_BRIEF:_ Swap "document-title" for "doc-title" in the records and write out everything from the start of the records down to the line containing "document-body — [52, 130, 396, 543]", both ends included. Give only those lines and leave everything else in them unchanged.

─── RECORDS SUPPLIED ───

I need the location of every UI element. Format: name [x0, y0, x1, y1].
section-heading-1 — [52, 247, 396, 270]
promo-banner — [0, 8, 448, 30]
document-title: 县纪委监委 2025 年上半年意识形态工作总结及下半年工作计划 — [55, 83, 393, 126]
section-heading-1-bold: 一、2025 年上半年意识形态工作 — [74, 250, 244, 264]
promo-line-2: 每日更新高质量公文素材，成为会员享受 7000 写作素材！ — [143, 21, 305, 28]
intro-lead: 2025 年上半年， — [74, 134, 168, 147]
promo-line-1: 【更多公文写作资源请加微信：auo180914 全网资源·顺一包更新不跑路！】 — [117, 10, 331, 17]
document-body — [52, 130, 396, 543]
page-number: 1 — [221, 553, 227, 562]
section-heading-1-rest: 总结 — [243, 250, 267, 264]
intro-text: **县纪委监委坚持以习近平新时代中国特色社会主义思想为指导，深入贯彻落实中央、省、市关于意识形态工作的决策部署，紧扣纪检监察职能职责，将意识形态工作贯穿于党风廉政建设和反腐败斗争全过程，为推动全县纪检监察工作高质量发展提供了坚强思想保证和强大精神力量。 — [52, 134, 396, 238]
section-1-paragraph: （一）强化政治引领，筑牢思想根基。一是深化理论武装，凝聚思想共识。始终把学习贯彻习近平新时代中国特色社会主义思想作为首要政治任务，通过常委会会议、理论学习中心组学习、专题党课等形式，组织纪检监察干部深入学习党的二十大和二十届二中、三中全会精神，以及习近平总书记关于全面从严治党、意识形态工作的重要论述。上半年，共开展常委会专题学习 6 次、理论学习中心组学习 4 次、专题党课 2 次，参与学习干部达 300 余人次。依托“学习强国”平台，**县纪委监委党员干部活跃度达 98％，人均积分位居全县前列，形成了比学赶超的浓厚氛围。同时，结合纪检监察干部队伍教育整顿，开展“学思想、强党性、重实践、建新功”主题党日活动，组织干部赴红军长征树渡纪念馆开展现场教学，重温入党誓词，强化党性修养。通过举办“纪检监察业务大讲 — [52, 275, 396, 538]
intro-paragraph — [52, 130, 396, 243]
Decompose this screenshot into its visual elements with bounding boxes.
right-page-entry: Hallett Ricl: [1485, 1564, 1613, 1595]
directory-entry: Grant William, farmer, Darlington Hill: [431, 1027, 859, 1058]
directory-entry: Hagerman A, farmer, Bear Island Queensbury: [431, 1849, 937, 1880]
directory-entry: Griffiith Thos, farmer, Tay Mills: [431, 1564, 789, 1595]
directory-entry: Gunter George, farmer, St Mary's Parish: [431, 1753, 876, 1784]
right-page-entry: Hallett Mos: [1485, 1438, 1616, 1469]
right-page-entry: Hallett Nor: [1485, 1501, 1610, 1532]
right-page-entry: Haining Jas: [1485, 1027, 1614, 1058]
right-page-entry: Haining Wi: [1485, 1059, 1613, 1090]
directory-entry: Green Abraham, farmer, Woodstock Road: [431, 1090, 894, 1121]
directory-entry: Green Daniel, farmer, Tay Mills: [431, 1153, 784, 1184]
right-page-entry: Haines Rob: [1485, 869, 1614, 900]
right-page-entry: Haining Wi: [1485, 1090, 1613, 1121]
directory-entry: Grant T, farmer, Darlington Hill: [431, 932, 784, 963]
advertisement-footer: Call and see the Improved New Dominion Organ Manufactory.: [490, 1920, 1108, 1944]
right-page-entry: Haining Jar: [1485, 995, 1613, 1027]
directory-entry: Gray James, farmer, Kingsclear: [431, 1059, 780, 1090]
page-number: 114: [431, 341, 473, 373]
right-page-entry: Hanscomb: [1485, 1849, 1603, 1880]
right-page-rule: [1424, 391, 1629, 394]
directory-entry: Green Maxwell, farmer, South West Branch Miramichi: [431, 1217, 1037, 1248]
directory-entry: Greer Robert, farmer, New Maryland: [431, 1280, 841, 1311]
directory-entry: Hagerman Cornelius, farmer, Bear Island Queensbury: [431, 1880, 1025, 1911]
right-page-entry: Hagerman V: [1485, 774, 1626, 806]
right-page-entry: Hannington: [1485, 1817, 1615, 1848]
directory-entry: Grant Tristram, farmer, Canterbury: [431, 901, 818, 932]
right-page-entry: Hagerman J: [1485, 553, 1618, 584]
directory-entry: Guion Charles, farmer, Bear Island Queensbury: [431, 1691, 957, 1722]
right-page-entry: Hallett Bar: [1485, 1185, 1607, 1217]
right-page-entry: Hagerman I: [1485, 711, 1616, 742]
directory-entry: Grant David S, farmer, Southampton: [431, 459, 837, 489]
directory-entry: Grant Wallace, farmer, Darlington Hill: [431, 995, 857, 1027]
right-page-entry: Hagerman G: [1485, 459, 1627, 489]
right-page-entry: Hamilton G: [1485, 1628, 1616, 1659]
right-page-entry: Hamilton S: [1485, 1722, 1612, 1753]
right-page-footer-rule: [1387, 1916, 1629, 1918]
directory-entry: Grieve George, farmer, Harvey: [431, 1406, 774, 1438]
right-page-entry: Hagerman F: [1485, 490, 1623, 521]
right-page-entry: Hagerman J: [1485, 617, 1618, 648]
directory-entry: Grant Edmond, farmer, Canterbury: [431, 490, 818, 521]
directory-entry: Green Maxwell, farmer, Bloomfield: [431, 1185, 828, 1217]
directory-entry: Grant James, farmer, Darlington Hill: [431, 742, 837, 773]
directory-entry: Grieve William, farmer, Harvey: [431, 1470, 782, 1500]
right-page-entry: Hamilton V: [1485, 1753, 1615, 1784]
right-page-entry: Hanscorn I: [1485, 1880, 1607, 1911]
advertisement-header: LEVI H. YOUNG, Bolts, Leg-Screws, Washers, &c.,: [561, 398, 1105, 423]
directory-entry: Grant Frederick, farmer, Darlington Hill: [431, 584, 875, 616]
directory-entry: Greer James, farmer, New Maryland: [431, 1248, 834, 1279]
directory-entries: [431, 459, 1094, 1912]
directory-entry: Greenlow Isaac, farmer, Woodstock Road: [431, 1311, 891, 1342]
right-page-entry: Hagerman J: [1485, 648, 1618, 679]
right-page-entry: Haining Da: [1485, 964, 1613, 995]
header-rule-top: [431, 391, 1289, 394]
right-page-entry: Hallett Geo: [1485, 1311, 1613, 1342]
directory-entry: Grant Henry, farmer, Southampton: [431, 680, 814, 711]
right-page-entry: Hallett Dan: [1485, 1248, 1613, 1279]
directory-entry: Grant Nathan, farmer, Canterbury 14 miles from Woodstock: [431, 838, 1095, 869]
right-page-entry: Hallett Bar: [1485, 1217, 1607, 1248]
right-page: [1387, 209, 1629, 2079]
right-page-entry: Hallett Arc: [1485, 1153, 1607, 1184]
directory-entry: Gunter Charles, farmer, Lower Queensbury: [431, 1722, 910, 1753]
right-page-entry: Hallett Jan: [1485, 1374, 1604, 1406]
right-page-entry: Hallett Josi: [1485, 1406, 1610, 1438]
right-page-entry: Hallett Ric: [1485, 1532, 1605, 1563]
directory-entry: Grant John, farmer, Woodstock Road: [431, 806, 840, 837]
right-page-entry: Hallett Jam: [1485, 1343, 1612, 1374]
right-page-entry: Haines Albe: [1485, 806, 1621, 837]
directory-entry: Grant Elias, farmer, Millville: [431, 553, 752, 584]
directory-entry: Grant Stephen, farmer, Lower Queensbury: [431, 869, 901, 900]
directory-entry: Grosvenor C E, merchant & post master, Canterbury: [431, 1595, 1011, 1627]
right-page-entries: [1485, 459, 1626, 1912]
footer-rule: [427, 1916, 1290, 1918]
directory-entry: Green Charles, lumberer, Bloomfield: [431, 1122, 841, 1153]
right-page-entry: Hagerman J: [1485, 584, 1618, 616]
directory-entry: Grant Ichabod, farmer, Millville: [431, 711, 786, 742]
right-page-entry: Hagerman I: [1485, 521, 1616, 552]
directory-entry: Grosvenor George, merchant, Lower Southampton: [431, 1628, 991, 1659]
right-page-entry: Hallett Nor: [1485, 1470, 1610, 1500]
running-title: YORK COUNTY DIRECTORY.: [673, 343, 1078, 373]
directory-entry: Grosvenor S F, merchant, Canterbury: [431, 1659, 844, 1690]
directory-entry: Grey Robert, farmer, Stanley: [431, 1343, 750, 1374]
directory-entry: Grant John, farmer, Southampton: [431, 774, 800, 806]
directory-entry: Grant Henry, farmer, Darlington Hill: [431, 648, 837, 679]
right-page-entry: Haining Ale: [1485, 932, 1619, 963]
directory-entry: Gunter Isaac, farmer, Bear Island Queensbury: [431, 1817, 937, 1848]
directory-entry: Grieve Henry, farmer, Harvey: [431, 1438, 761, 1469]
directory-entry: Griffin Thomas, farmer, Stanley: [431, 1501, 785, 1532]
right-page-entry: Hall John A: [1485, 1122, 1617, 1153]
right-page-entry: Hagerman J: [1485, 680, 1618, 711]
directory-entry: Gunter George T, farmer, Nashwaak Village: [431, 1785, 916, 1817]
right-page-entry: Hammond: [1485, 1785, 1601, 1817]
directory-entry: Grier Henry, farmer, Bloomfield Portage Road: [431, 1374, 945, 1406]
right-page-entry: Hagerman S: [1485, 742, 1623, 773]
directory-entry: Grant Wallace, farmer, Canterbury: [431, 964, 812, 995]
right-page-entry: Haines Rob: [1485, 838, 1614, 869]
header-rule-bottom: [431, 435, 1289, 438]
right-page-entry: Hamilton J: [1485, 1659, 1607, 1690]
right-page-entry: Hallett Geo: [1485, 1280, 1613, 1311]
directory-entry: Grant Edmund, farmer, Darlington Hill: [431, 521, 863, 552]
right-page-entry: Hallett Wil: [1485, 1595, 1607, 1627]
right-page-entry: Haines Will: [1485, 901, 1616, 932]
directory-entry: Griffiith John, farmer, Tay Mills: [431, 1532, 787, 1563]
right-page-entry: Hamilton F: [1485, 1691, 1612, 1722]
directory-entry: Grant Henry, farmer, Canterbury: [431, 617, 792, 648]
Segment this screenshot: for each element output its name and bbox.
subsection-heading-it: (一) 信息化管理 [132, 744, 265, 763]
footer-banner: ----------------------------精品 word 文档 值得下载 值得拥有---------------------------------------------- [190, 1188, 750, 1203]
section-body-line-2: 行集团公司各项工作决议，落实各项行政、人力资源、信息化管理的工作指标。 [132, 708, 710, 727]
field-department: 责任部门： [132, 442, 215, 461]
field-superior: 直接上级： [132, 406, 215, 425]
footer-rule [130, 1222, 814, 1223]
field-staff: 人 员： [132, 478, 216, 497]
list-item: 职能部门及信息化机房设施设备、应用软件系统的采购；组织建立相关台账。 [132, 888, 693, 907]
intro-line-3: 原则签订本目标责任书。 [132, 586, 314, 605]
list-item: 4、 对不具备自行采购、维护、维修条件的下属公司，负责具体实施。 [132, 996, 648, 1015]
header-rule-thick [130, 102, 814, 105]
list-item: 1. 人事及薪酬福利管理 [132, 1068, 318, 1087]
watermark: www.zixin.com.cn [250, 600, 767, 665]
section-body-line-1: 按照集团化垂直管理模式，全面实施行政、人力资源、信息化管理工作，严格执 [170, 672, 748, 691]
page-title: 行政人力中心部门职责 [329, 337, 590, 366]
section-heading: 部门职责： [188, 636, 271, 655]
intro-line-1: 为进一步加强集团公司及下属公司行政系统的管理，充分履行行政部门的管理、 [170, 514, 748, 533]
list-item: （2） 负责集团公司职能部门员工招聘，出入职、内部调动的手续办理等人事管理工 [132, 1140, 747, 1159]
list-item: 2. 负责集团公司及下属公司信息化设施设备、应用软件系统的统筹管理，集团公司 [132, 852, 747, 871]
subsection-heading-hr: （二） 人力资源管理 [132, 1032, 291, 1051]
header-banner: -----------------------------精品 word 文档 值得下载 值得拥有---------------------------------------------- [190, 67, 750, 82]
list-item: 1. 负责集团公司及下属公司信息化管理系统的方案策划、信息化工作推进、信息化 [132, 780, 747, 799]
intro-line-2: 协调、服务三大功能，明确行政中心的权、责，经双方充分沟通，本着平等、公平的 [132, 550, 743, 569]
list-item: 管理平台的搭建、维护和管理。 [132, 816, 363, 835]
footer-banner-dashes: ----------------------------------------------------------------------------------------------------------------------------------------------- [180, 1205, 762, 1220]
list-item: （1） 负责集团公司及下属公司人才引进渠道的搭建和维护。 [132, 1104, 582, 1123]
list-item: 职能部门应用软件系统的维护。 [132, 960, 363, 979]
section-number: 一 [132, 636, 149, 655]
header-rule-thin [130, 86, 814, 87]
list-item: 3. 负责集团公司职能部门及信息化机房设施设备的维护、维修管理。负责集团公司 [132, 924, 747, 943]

───

_ANSWER TO THIS TASK:_
I need the location of every UI element. Format: name [x0, y0, x1, y1].
section-heading-1 — [52, 247, 396, 270]
promo-banner — [0, 8, 448, 30]
doc-title: 县纪委监委 2025 年上半年意识形态工作总结及下半年工作计划 — [55, 83, 393, 126]
section-heading-1-bold: 一、2025 年上半年意识形态工作 — [74, 250, 244, 264]
promo-line-2: 每日更新高质量公文素材，成为会员享受 7000 写作素材！ — [143, 21, 305, 28]
intro-lead: 2025 年上半年， — [74, 134, 168, 147]
promo-line-1: 【更多公文写作资源请加微信：auo180914 全网资源·顺一包更新不跑路！】 — [117, 10, 331, 17]
document-body — [52, 130, 396, 543]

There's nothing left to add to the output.